-- Material provided start --
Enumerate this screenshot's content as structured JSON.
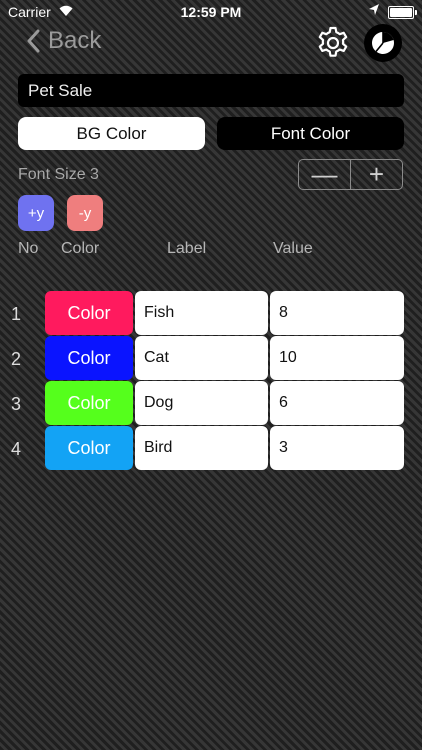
{
  "status_bar": {
    "carrier": "Carrier",
    "time": "12:59 PM"
  },
  "nav": {
    "back_label": "Back"
  },
  "chart_title": "Pet Sale",
  "segments": {
    "bg_color": "BG Color",
    "font_color": "Font Color",
    "selected": "BG Color"
  },
  "font_size_label": "Font Size 3",
  "stepper": {
    "minus": "—",
    "plus": "+"
  },
  "y_buttons": {
    "plus": "+y",
    "minus": "-y"
  },
  "headers": {
    "no": "No",
    "color": "Color",
    "label": "Label",
    "value": "Value"
  },
  "rows": [
    {
      "no": "1",
      "color_label": "Color",
      "color": "#ff1a5e",
      "label": "Fish",
      "value": "8"
    },
    {
      "no": "2",
      "color_label": "Color",
      "color": "#0a14ff",
      "label": "Cat",
      "value": "10"
    },
    {
      "no": "3",
      "color_label": "Color",
      "color": "#55ff1c",
      "label": "Dog",
      "value": "6"
    },
    {
      "no": "4",
      "color_label": "Color",
      "color": "#13a3f5",
      "label": "Bird",
      "value": "3"
    }
  ]
}
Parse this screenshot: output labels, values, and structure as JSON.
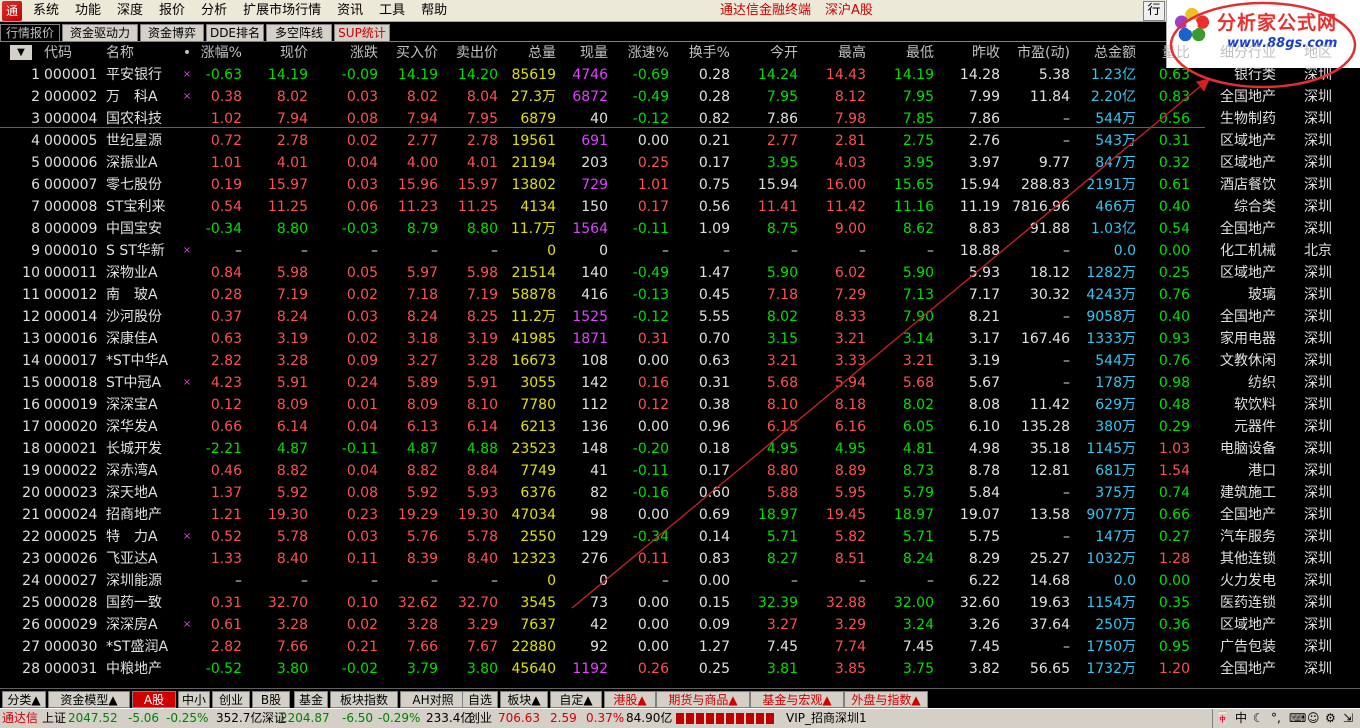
{
  "menu": {
    "items": [
      "系统",
      "功能",
      "深度",
      "报价",
      "分析",
      "扩展市场行情",
      "资讯",
      "工具",
      "帮助"
    ],
    "center_title": "通达信金融终端",
    "center_sub": "深沪A股",
    "right_button": "行"
  },
  "logo": {
    "title": "分析家公式网",
    "url": "www.88gs.com"
  },
  "tabs": [
    "行情报价",
    "资金驱动力",
    "资金博弈",
    "DDE排名",
    "多空阵线",
    "SUP统计"
  ],
  "table": {
    "headers": [
      "代码",
      "名称",
      "•",
      "涨幅%",
      "现价",
      "涨跌",
      "买入价",
      "卖出价",
      "总量",
      "现量",
      "涨速%",
      "换手%",
      "今开",
      "最高",
      "最低",
      "昨收",
      "市盈(动)",
      "总金额",
      "量比",
      "细分行业",
      "地区"
    ],
    "rows": [
      [
        "1",
        "000001",
        "平安银行",
        "×",
        "-0.63",
        "14.19",
        "-0.09",
        "14.19",
        "14.20",
        "85619",
        "4746",
        "-0.69",
        "0.28",
        "14.24",
        "14.43",
        "14.19",
        "14.28",
        "5.38",
        "1.23亿",
        "0.63",
        "银行类",
        "深圳"
      ],
      [
        "2",
        "000002",
        "万　科A",
        "×",
        "0.38",
        "8.02",
        "0.03",
        "8.02",
        "8.04",
        "27.3万",
        "6872",
        "-0.49",
        "0.28",
        "7.95",
        "8.12",
        "7.95",
        "7.99",
        "11.84",
        "2.20亿",
        "0.83",
        "全国地产",
        "深圳"
      ],
      [
        "3",
        "000004",
        "国农科技",
        "",
        "1.02",
        "7.94",
        "0.08",
        "7.94",
        "7.95",
        "6879",
        "40",
        "-0.12",
        "0.82",
        "7.86",
        "7.98",
        "7.85",
        "7.86",
        "–",
        "544万",
        "0.56",
        "生物制药",
        "深圳"
      ],
      [
        "4",
        "000005",
        "世纪星源",
        "",
        "0.72",
        "2.78",
        "0.02",
        "2.77",
        "2.78",
        "19561",
        "691",
        "0.00",
        "0.21",
        "2.77",
        "2.81",
        "2.75",
        "2.76",
        "–",
        "543万",
        "0.31",
        "区域地产",
        "深圳"
      ],
      [
        "5",
        "000006",
        "深振业A",
        "",
        "1.01",
        "4.01",
        "0.04",
        "4.00",
        "4.01",
        "21194",
        "203",
        "0.25",
        "0.17",
        "3.95",
        "4.03",
        "3.95",
        "3.97",
        "9.77",
        "847万",
        "0.32",
        "区域地产",
        "深圳"
      ],
      [
        "6",
        "000007",
        "零七股份",
        "",
        "0.19",
        "15.97",
        "0.03",
        "15.96",
        "15.97",
        "13802",
        "729",
        "1.01",
        "0.75",
        "15.94",
        "16.00",
        "15.65",
        "15.94",
        "288.83",
        "2191万",
        "0.61",
        "酒店餐饮",
        "深圳"
      ],
      [
        "7",
        "000008",
        "ST宝利来",
        "",
        "0.54",
        "11.25",
        "0.06",
        "11.23",
        "11.25",
        "4134",
        "150",
        "0.17",
        "0.56",
        "11.41",
        "11.42",
        "11.16",
        "11.19",
        "7816.96",
        "466万",
        "0.40",
        "综合类",
        "深圳"
      ],
      [
        "8",
        "000009",
        "中国宝安",
        "",
        "-0.34",
        "8.80",
        "-0.03",
        "8.79",
        "8.80",
        "11.7万",
        "1564",
        "-0.11",
        "1.09",
        "8.75",
        "9.00",
        "8.62",
        "8.83",
        "91.88",
        "1.03亿",
        "0.54",
        "全国地产",
        "深圳"
      ],
      [
        "9",
        "000010",
        "S ST华新",
        "×",
        "–",
        "–",
        "–",
        "–",
        "–",
        "0",
        "0",
        "–",
        "–",
        "–",
        "–",
        "–",
        "18.88",
        "–",
        "0.0",
        "0.00",
        "化工机械",
        "北京"
      ],
      [
        "10",
        "000011",
        "深物业A",
        "",
        "0.84",
        "5.98",
        "0.05",
        "5.97",
        "5.98",
        "21514",
        "140",
        "-0.49",
        "1.47",
        "5.90",
        "6.02",
        "5.90",
        "5.93",
        "18.12",
        "1282万",
        "0.25",
        "区域地产",
        "深圳"
      ],
      [
        "11",
        "000012",
        "南　玻A",
        "",
        "0.28",
        "7.19",
        "0.02",
        "7.18",
        "7.19",
        "58878",
        "416",
        "-0.13",
        "0.45",
        "7.18",
        "7.29",
        "7.13",
        "7.17",
        "30.32",
        "4243万",
        "0.76",
        "玻璃",
        "深圳"
      ],
      [
        "12",
        "000014",
        "沙河股份",
        "",
        "0.37",
        "8.24",
        "0.03",
        "8.24",
        "8.25",
        "11.2万",
        "1525",
        "-0.12",
        "5.55",
        "8.02",
        "8.33",
        "7.90",
        "8.21",
        "–",
        "9058万",
        "0.40",
        "全国地产",
        "深圳"
      ],
      [
        "13",
        "000016",
        "深康佳A",
        "",
        "0.63",
        "3.19",
        "0.02",
        "3.18",
        "3.19",
        "41985",
        "1871",
        "0.31",
        "0.70",
        "3.15",
        "3.21",
        "3.14",
        "3.17",
        "167.46",
        "1333万",
        "0.93",
        "家用电器",
        "深圳"
      ],
      [
        "14",
        "000017",
        "*ST中华A",
        "",
        "2.82",
        "3.28",
        "0.09",
        "3.27",
        "3.28",
        "16673",
        "108",
        "0.00",
        "0.63",
        "3.21",
        "3.33",
        "3.21",
        "3.19",
        "–",
        "544万",
        "0.76",
        "文教休闲",
        "深圳"
      ],
      [
        "15",
        "000018",
        "ST中冠A",
        "×",
        "4.23",
        "5.91",
        "0.24",
        "5.89",
        "5.91",
        "3055",
        "142",
        "0.16",
        "0.31",
        "5.68",
        "5.94",
        "5.68",
        "5.67",
        "–",
        "178万",
        "0.98",
        "纺织",
        "深圳"
      ],
      [
        "16",
        "000019",
        "深深宝A",
        "",
        "0.12",
        "8.09",
        "0.01",
        "8.09",
        "8.10",
        "7780",
        "112",
        "0.12",
        "0.38",
        "8.10",
        "8.18",
        "8.02",
        "8.08",
        "11.42",
        "629万",
        "0.48",
        "软饮料",
        "深圳"
      ],
      [
        "17",
        "000020",
        "深华发A",
        "",
        "0.66",
        "6.14",
        "0.04",
        "6.13",
        "6.14",
        "6213",
        "136",
        "0.00",
        "0.96",
        "6.15",
        "6.16",
        "6.05",
        "6.10",
        "135.28",
        "380万",
        "0.29",
        "元器件",
        "深圳"
      ],
      [
        "18",
        "000021",
        "长城开发",
        "",
        "-2.21",
        "4.87",
        "-0.11",
        "4.87",
        "4.88",
        "23523",
        "148",
        "-0.20",
        "0.18",
        "4.95",
        "4.95",
        "4.81",
        "4.98",
        "35.18",
        "1145万",
        "1.03",
        "电脑设备",
        "深圳"
      ],
      [
        "19",
        "000022",
        "深赤湾A",
        "",
        "0.46",
        "8.82",
        "0.04",
        "8.82",
        "8.84",
        "7749",
        "41",
        "-0.11",
        "0.17",
        "8.80",
        "8.89",
        "8.73",
        "8.78",
        "12.81",
        "681万",
        "1.54",
        "港口",
        "深圳"
      ],
      [
        "20",
        "000023",
        "深天地A",
        "",
        "1.37",
        "5.92",
        "0.08",
        "5.92",
        "5.93",
        "6376",
        "82",
        "-0.16",
        "0.60",
        "5.88",
        "5.95",
        "5.79",
        "5.84",
        "–",
        "375万",
        "0.74",
        "建筑施工",
        "深圳"
      ],
      [
        "21",
        "000024",
        "招商地产",
        "",
        "1.21",
        "19.30",
        "0.23",
        "19.29",
        "19.30",
        "47034",
        "98",
        "0.00",
        "0.69",
        "18.97",
        "19.45",
        "18.97",
        "19.07",
        "13.58",
        "9077万",
        "0.66",
        "全国地产",
        "深圳"
      ],
      [
        "22",
        "000025",
        "特　力A",
        "×",
        "0.52",
        "5.78",
        "0.03",
        "5.76",
        "5.78",
        "2550",
        "129",
        "-0.34",
        "0.14",
        "5.71",
        "5.82",
        "5.71",
        "5.75",
        "–",
        "147万",
        "0.27",
        "汽车服务",
        "深圳"
      ],
      [
        "23",
        "000026",
        "飞亚达A",
        "",
        "1.33",
        "8.40",
        "0.11",
        "8.39",
        "8.40",
        "12323",
        "276",
        "0.11",
        "0.83",
        "8.27",
        "8.51",
        "8.24",
        "8.29",
        "25.27",
        "1032万",
        "1.28",
        "其他连锁",
        "深圳"
      ],
      [
        "24",
        "000027",
        "深圳能源",
        "",
        "–",
        "–",
        "–",
        "–",
        "–",
        "0",
        "0",
        "–",
        "0.00",
        "–",
        "–",
        "–",
        "6.22",
        "14.68",
        "0.0",
        "0.00",
        "火力发电",
        "深圳"
      ],
      [
        "25",
        "000028",
        "国药一致",
        "",
        "0.31",
        "32.70",
        "0.10",
        "32.62",
        "32.70",
        "3545",
        "73",
        "0.00",
        "0.15",
        "32.39",
        "32.88",
        "32.00",
        "32.60",
        "19.63",
        "1154万",
        "0.35",
        "医药连锁",
        "深圳"
      ],
      [
        "26",
        "000029",
        "深深房A",
        "×",
        "0.61",
        "3.28",
        "0.02",
        "3.28",
        "3.29",
        "7637",
        "42",
        "0.00",
        "0.09",
        "3.27",
        "3.29",
        "3.24",
        "3.26",
        "37.64",
        "250万",
        "0.36",
        "区域地产",
        "深圳"
      ],
      [
        "27",
        "000030",
        "*ST盛润A",
        "",
        "2.82",
        "7.66",
        "0.21",
        "7.66",
        "7.67",
        "22880",
        "92",
        "0.00",
        "1.27",
        "7.45",
        "7.74",
        "7.45",
        "7.45",
        "–",
        "1750万",
        "0.95",
        "广告包装",
        "深圳"
      ],
      [
        "28",
        "000031",
        "中粮地产",
        "",
        "-0.52",
        "3.80",
        "-0.02",
        "3.79",
        "3.80",
        "45640",
        "1192",
        "0.26",
        "0.25",
        "3.81",
        "3.85",
        "3.75",
        "3.82",
        "56.65",
        "1732万",
        "1.20",
        "全国地产",
        "深圳"
      ]
    ]
  },
  "bottom_tabs": [
    "分类▲",
    "资金模型▲",
    "A股",
    "中小",
    "创业",
    "B股",
    "基金",
    "板块指数",
    "AH对照",
    "自选",
    "板块▲",
    "自定▲",
    "港股▲",
    "期货与商品▲",
    "基金与宏观▲",
    "外盘与指数▲"
  ],
  "status": {
    "brand": "通达信",
    "sh_label": "上证",
    "sh_value": "2047.52",
    "sh_change": "-5.06",
    "sh_pct": "-0.25%",
    "sh_amount": "352.7亿",
    "sz_label": "深证",
    "sz_value": "2204.87",
    "sz_change": "-6.50",
    "sz_pct": "-0.29%",
    "sz_amount": "233.4亿",
    "cy_label": "创业",
    "cy_value": "706.63",
    "cy_change": "2.59",
    "cy_pct": "0.37%",
    "cy_amount": "84.90亿",
    "server": "VIP_招商深圳1"
  },
  "colors": {
    "up": "#ff5050",
    "down": "#00e000",
    "accent": "#d00000",
    "cyan": "#33c6f3"
  }
}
-- Material provided end --
◆ **The request**: Copy every line of the listing containing the string "JSON".

◆ **Exercise answer**:
Enumerate this screenshot's content as structured JSON.
Parse this screenshot: output labels, values, and structure as JSON.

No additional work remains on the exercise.